#### Task details
Return every line of the records below verbatim, with no pictures in the copy.

——

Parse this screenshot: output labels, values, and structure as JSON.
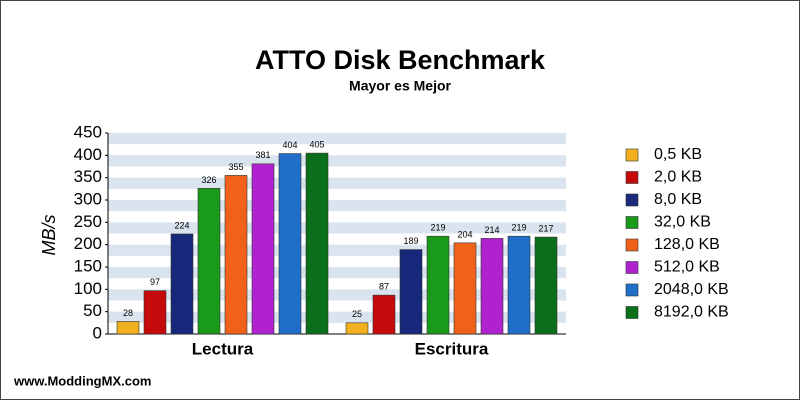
{
  "chart_data": {
    "type": "bar",
    "title": "ATTO Disk Benchmark",
    "subtitle": "Mayor es Mejor",
    "y_label": "MB/s",
    "footer": "www.ModdingMX.com",
    "categories": [
      "Lectura",
      "Escritura"
    ],
    "series": [
      {
        "name": "0,5 KB",
        "color": "#f0b020",
        "values": [
          28,
          25
        ]
      },
      {
        "name": "2,0 KB",
        "color": "#c40a0a",
        "values": [
          97,
          87
        ]
      },
      {
        "name": "8,0 KB",
        "color": "#17287a",
        "values": [
          224,
          189
        ]
      },
      {
        "name": "32,0 KB",
        "color": "#1a9a1a",
        "values": [
          326,
          219
        ]
      },
      {
        "name": "128,0 KB",
        "color": "#f0621a",
        "values": [
          355,
          204
        ]
      },
      {
        "name": "512,0 KB",
        "color": "#b022d0",
        "values": [
          381,
          214
        ]
      },
      {
        "name": "2048,0 KB",
        "color": "#1f6fc8",
        "values": [
          404,
          219
        ]
      },
      {
        "name": "8192,0 KB",
        "color": "#0a6e1a",
        "values": [
          405,
          217
        ]
      }
    ],
    "ylim": [
      0,
      450
    ],
    "yticks": [
      0,
      50,
      100,
      150,
      200,
      250,
      300,
      350,
      400,
      450
    ],
    "grid": true,
    "legend": "right"
  }
}
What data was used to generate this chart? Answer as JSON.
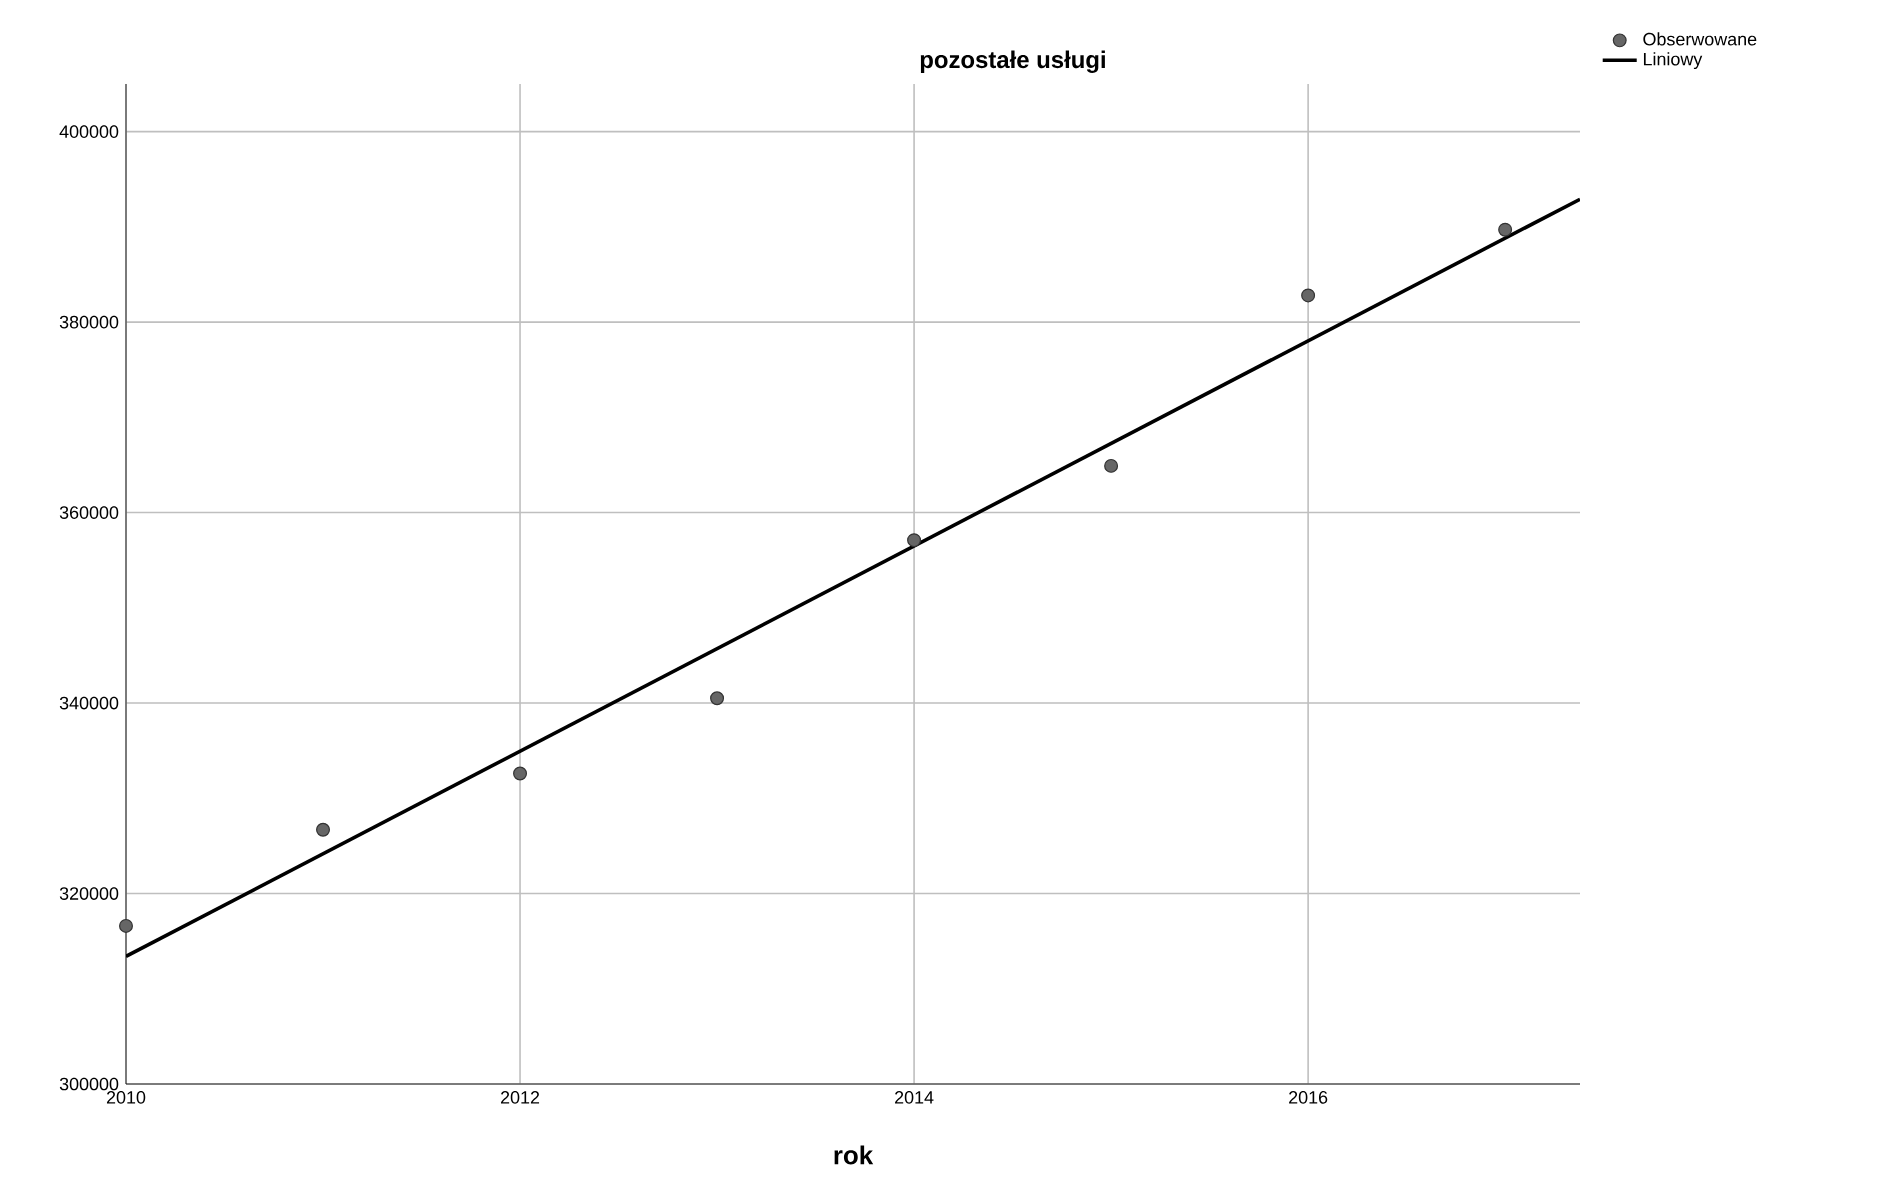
{
  "chart_data": {
    "type": "scatter",
    "title": "pozostałe usługi",
    "xlabel": "rok",
    "xlim": [
      2010,
      2017.38
    ],
    "xticks": [
      2010,
      2012,
      2014,
      2016
    ],
    "ylim": [
      300000,
      405000
    ],
    "yticks": [
      300000,
      320000,
      340000,
      360000,
      380000,
      400000
    ],
    "grid": true,
    "legend": "top right",
    "series": [
      {
        "name": "Obserwowane",
        "marker": "circle",
        "color": "#666666",
        "x": [
          2010,
          2011,
          2012,
          2013,
          2014,
          2015,
          2016,
          2017
        ],
        "values": [
          316600,
          326700,
          332600,
          340500,
          357100,
          364900,
          382800,
          389700
        ]
      },
      {
        "name": "Liniowy",
        "type": "line",
        "marker": "none",
        "color": "#000000",
        "line_style": "solid",
        "x": [
          2010,
          2017.38
        ],
        "values": [
          313400,
          392900
        ]
      }
    ]
  }
}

——

#### Written answer
Parse this screenshot: output labels, values, and structure as JSON.
{
  "chart_data": {
    "type": "bar",
    "title": "ATTO Disk Benchmark",
    "subtitle": "Mayor es Mejor",
    "y_label": "MB/s",
    "footer": "www.ModdingMX.com",
    "categories": [
      "Lectura",
      "Escritura"
    ],
    "series": [
      {
        "name": "0,5 KB",
        "color": "#f0b020",
        "values": [
          28,
          25
        ]
      },
      {
        "name": "2,0 KB",
        "color": "#c40a0a",
        "values": [
          97,
          87
        ]
      },
      {
        "name": "8,0 KB",
        "color": "#17287a",
        "values": [
          224,
          189
        ]
      },
      {
        "name": "32,0 KB",
        "color": "#1a9a1a",
        "values": [
          326,
          219
        ]
      },
      {
        "name": "128,0 KB",
        "color": "#f0621a",
        "values": [
          355,
          204
        ]
      },
      {
        "name": "512,0 KB",
        "color": "#b022d0",
        "values": [
          381,
          214
        ]
      },
      {
        "name": "2048,0 KB",
        "color": "#1f6fc8",
        "values": [
          404,
          219
        ]
      },
      {
        "name": "8192,0 KB",
        "color": "#0a6e1a",
        "values": [
          405,
          217
        ]
      }
    ],
    "ylim": [
      0,
      450
    ],
    "yticks": [
      0,
      50,
      100,
      150,
      200,
      250,
      300,
      350,
      400,
      450
    ],
    "grid": true,
    "legend": "right"
  }
}
What data was used to generate this chart? Answer as JSON.
{
  "chart_data": {
    "type": "scatter",
    "title": "pozostałe usługi",
    "xlabel": "rok",
    "xlim": [
      2010,
      2017.38
    ],
    "xticks": [
      2010,
      2012,
      2014,
      2016
    ],
    "ylim": [
      300000,
      405000
    ],
    "yticks": [
      300000,
      320000,
      340000,
      360000,
      380000,
      400000
    ],
    "grid": true,
    "legend": "top right",
    "series": [
      {
        "name": "Obserwowane",
        "marker": "circle",
        "color": "#666666",
        "x": [
          2010,
          2011,
          2012,
          2013,
          2014,
          2015,
          2016,
          2017
        ],
        "values": [
          316600,
          326700,
          332600,
          340500,
          357100,
          364900,
          382800,
          389700
        ]
      },
      {
        "name": "Liniowy",
        "type": "line",
        "marker": "none",
        "color": "#000000",
        "line_style": "solid",
        "x": [
          2010,
          2017.38
        ],
        "values": [
          313400,
          392900
        ]
      }
    ]
  }
}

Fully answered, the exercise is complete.